ITEMS:
--- Begin ---

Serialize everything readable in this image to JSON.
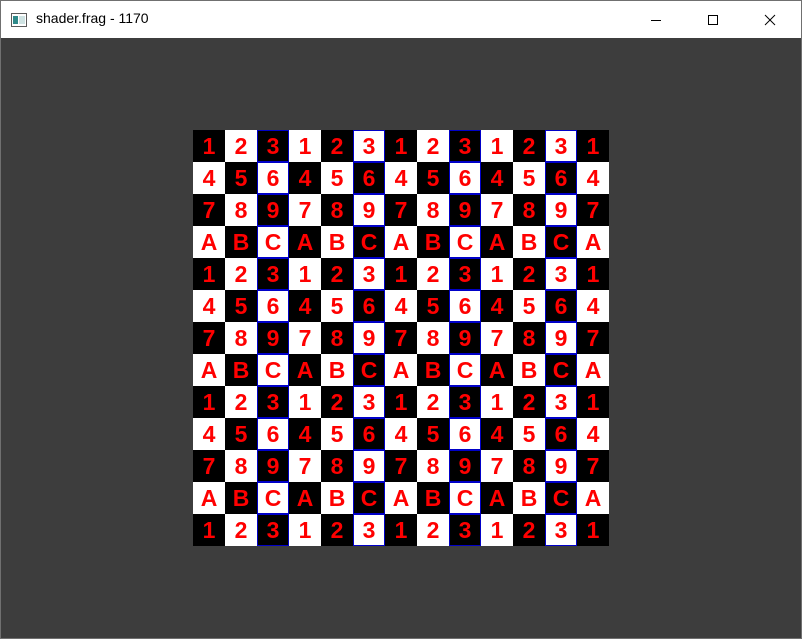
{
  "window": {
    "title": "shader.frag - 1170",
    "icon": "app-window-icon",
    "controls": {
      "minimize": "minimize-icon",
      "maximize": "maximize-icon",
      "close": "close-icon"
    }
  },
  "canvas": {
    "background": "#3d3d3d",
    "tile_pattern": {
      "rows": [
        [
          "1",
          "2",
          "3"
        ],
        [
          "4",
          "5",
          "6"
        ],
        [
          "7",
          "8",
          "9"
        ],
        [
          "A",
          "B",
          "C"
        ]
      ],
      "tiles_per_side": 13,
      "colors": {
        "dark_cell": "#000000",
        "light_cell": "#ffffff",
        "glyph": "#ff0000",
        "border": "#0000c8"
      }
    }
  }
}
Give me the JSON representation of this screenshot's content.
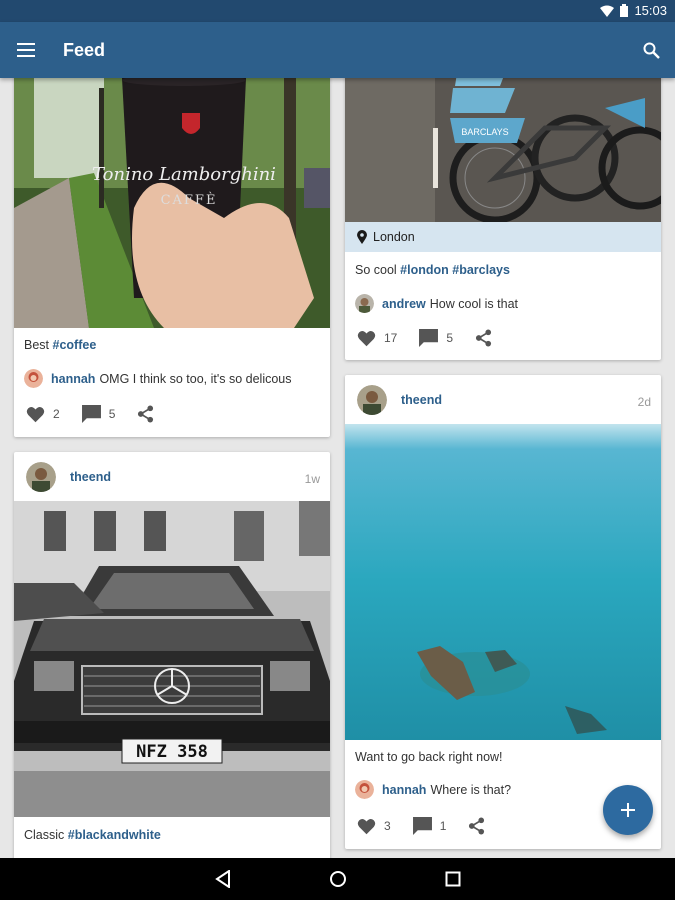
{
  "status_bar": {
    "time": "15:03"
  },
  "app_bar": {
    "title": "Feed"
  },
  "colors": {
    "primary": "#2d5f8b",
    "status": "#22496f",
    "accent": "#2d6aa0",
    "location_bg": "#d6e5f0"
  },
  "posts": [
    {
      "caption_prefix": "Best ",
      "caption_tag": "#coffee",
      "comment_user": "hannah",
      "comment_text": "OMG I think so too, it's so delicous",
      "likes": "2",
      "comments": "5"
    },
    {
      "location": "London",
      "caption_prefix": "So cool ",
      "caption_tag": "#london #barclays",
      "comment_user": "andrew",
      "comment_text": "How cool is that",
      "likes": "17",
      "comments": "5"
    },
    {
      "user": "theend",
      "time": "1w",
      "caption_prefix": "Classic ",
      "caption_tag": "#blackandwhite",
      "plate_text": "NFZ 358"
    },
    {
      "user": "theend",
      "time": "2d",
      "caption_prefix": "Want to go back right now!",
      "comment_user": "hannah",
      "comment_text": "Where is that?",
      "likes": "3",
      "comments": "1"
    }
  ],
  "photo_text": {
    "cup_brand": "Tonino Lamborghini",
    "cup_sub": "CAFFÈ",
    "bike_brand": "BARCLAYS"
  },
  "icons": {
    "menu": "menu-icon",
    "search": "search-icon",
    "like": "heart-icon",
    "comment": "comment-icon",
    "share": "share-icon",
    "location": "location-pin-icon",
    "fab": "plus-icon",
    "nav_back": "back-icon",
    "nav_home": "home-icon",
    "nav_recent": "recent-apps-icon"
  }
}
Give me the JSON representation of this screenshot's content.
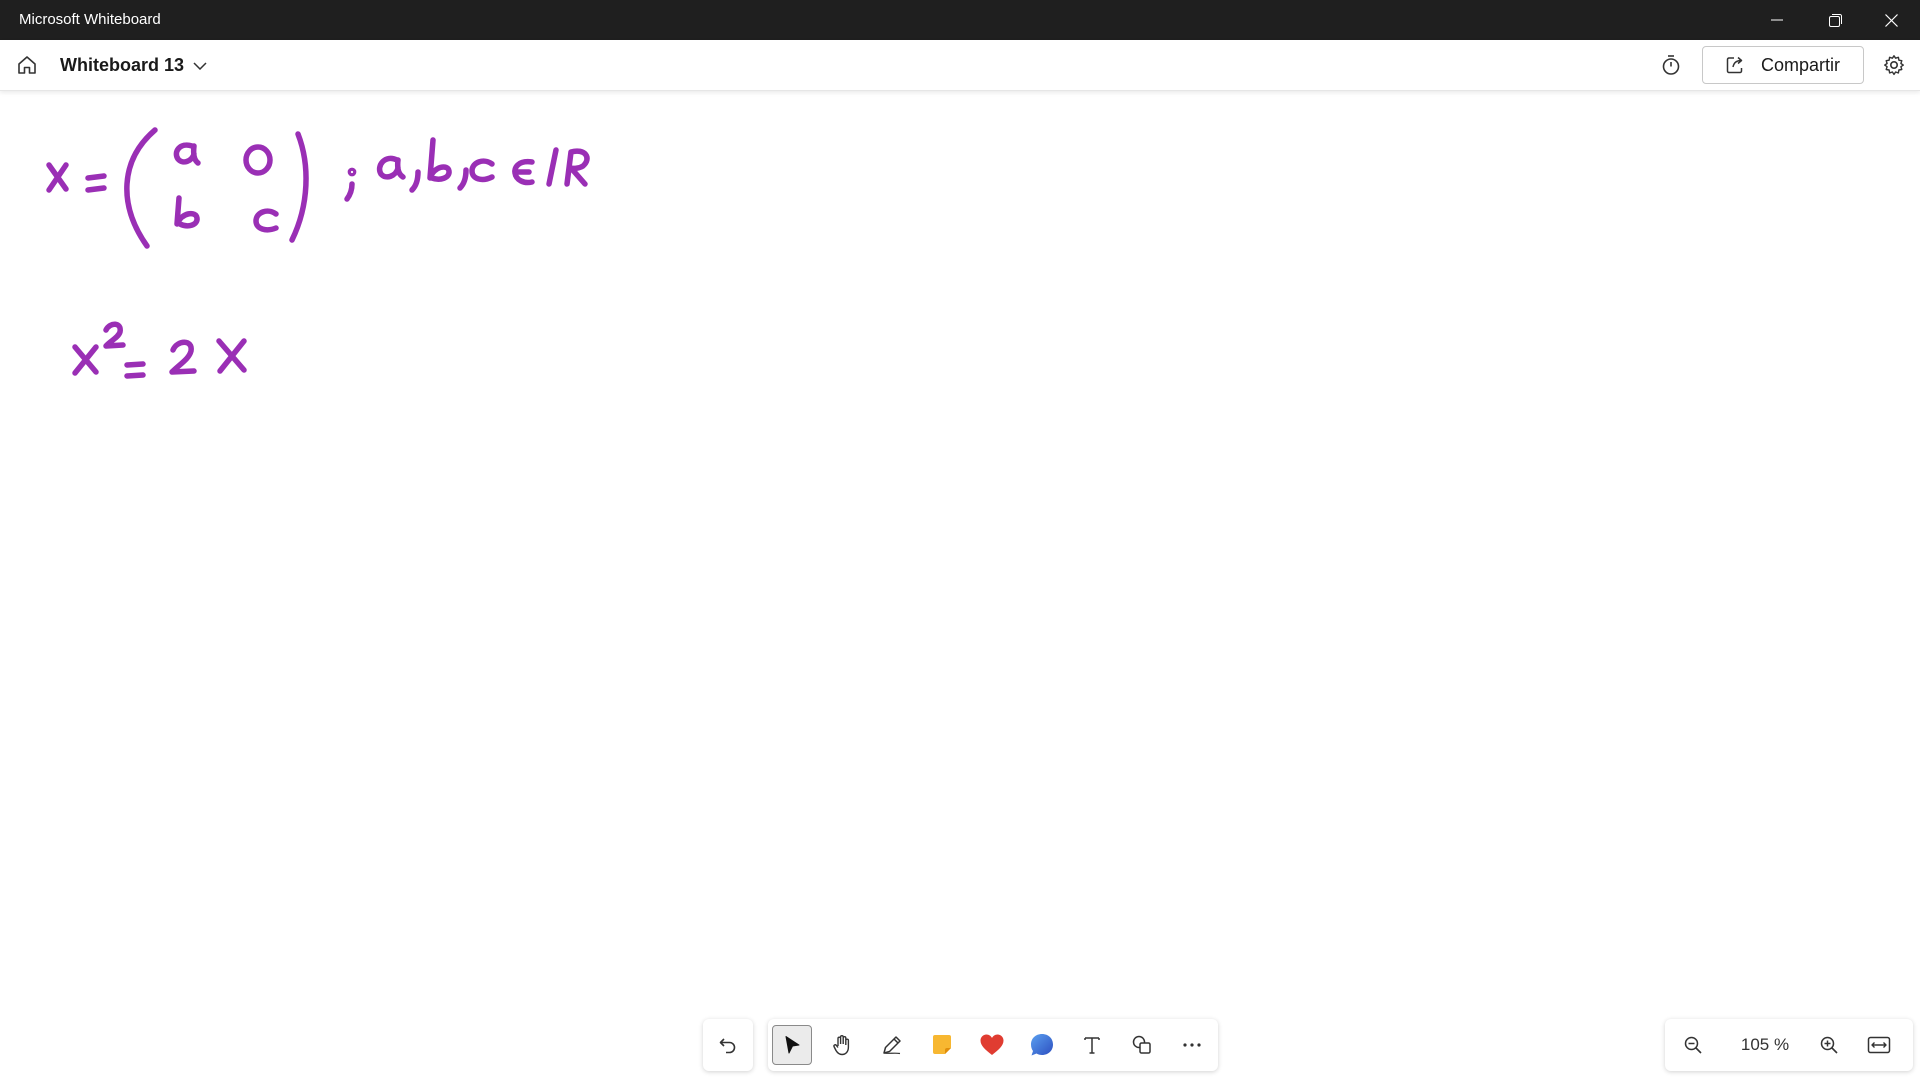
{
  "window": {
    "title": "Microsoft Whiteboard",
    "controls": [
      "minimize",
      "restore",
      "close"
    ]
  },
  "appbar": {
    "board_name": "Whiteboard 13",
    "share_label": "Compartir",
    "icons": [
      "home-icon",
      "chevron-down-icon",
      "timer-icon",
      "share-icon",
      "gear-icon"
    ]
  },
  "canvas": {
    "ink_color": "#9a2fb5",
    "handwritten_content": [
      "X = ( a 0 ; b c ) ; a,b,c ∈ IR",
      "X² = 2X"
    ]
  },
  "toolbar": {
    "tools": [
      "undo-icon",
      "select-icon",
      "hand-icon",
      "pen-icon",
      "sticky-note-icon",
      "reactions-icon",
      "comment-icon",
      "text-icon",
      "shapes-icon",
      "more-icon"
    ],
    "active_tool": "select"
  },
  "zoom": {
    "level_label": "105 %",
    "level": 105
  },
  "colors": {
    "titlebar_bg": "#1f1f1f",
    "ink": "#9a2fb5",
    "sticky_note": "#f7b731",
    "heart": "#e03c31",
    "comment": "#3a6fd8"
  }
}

--- End ---
--- Begin ---

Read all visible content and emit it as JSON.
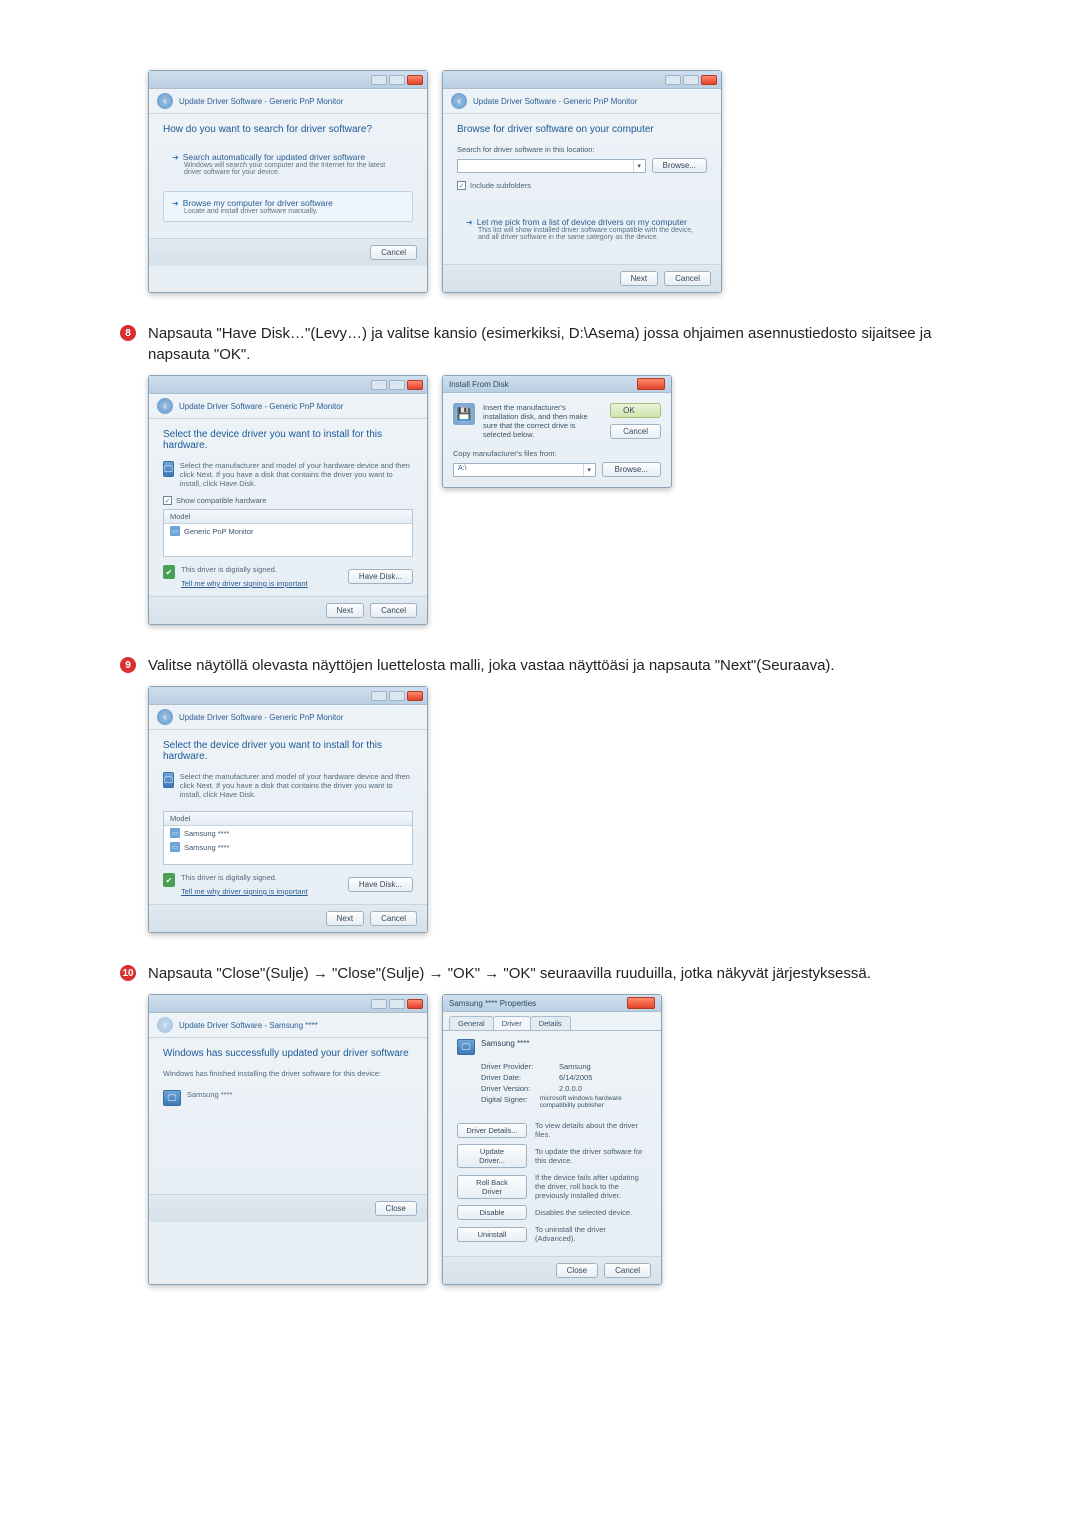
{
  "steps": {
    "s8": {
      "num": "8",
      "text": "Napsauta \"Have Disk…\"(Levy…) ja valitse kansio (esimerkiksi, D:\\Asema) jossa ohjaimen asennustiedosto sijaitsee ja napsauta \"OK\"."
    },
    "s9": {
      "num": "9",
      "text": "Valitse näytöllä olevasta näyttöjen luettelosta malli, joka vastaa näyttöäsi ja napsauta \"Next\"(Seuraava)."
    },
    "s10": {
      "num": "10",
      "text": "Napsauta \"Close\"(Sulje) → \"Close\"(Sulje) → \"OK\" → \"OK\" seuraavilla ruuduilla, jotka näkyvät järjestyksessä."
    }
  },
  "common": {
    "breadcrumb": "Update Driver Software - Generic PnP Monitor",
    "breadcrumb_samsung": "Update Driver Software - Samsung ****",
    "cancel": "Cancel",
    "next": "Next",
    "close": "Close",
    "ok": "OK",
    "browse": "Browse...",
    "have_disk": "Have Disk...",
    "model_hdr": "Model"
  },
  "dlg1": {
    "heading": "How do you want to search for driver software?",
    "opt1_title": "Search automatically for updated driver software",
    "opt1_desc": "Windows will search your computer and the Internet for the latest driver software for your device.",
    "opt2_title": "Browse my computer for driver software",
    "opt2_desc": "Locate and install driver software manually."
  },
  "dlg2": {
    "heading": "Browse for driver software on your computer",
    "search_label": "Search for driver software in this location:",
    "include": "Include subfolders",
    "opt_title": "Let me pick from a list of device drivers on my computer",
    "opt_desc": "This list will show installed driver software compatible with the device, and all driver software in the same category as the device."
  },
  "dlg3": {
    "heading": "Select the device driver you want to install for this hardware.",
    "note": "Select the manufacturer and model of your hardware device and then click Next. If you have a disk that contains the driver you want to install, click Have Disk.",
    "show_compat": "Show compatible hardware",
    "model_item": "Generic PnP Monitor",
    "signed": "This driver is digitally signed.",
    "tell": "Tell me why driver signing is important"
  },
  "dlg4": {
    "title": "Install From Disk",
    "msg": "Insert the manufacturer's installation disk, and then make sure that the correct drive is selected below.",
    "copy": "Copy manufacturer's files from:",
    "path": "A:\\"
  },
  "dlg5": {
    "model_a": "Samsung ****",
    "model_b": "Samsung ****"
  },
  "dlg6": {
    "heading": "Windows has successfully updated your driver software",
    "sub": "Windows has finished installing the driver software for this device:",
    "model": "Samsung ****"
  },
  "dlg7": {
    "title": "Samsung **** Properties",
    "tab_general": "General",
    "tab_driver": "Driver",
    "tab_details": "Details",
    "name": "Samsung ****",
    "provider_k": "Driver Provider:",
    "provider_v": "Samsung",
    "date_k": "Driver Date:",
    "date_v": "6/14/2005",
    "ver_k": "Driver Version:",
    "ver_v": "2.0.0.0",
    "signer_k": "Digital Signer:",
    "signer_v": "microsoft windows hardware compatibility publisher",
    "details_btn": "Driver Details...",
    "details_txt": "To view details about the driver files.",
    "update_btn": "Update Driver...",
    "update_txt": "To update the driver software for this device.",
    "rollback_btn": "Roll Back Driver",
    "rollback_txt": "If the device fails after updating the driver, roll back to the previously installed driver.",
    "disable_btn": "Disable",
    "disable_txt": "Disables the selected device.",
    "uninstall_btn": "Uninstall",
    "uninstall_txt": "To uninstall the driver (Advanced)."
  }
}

--- End ---

In the entries above, find each line with the word "device" and show it.

EXERCISE RESULT:
    "opt1_desc": "Windows will search your computer and the Internet for the latest driver software for your device.",
    "opt_title": "Let me pick from a list of device drivers on my computer",
    "opt_desc": "This list will show installed driver software compatible with the device, and all driver software in the same category as the device."
    "heading": "Select the device driver you want to install for this hardware.",
    "note": "Select the manufacturer and model of your hardware device and then click Next. If you have a disk that contains the driver you want to install, click Have Disk.",
    "sub": "Windows has finished installing the driver software for this device:",
    "update_txt": "To update the driver software for this device.",
    "rollback_txt": "If the device fails after updating the driver, roll back to the previously installed driver.",
    "disable_txt": "Disables the selected device.",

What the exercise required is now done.